__WHAT THE EXERCISE ASKS__:
Copy every line of the records below that holds the word "Coeficiente".

:: RECORDS SHOWN ::

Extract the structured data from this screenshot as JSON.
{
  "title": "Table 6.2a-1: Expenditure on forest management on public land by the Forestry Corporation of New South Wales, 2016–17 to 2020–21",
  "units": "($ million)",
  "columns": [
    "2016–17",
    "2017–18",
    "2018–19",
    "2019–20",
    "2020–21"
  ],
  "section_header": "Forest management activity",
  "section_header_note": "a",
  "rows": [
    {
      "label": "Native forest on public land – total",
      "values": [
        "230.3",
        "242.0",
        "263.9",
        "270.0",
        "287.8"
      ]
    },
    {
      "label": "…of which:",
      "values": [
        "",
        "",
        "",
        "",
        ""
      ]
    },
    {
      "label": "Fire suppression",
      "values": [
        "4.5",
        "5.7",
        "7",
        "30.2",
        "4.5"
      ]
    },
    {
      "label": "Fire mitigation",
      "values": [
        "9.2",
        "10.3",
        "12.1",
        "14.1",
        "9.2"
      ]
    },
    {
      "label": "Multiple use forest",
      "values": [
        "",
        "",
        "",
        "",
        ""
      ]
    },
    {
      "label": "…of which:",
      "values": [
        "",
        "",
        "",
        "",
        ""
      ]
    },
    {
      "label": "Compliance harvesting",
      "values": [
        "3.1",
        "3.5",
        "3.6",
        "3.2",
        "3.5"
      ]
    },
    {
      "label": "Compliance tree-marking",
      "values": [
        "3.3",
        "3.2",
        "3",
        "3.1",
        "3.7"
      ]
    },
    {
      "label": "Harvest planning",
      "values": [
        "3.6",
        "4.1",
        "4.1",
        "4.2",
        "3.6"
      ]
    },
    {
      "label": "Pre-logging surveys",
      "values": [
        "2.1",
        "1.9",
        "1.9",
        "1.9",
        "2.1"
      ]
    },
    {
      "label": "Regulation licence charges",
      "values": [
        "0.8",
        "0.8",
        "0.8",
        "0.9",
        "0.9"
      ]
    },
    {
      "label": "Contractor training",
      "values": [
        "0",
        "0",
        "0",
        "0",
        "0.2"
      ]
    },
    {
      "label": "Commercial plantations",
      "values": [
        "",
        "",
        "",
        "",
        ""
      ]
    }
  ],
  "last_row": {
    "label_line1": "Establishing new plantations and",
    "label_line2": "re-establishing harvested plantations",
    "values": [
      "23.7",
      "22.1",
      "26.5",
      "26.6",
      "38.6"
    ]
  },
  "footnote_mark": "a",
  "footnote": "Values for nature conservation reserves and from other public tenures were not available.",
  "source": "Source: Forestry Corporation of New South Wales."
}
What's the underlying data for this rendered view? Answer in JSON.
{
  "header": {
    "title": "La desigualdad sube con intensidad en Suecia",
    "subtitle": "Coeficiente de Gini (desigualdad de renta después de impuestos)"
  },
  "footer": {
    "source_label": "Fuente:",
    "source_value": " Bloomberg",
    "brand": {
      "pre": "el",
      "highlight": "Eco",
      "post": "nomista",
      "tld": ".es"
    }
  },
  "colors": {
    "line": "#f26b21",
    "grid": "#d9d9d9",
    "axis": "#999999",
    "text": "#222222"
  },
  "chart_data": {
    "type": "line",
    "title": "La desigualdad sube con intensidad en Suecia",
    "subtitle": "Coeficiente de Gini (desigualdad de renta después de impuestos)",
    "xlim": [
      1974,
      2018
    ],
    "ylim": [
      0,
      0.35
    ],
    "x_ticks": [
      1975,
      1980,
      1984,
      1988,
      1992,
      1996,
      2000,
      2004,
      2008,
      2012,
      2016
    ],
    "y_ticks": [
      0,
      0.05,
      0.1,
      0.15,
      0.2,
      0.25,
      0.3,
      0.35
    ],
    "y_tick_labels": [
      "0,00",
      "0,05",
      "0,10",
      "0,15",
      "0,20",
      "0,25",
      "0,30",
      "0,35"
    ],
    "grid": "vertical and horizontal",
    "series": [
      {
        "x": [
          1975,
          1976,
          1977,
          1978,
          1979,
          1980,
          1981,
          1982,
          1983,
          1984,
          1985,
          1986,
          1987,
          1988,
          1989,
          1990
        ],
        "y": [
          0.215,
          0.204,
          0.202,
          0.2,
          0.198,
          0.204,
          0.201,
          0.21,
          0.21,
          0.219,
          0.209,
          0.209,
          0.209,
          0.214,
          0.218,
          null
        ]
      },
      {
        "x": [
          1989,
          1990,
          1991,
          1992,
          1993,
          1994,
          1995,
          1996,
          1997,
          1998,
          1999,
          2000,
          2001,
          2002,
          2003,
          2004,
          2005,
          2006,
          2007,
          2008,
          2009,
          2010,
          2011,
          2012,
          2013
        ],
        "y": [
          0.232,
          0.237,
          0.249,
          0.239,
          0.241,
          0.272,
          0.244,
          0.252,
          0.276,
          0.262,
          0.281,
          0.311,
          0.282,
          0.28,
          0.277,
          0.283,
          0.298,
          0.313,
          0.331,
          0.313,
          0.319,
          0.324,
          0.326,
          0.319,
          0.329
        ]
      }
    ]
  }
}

:::

__RIGHT ANSWER__:
    "subtitle": "Coeficiente de Gini (desigualdad de renta después de impuestos)"
    "subtitle": "Coeficiente de Gini (desigualdad de renta después de impuestos)",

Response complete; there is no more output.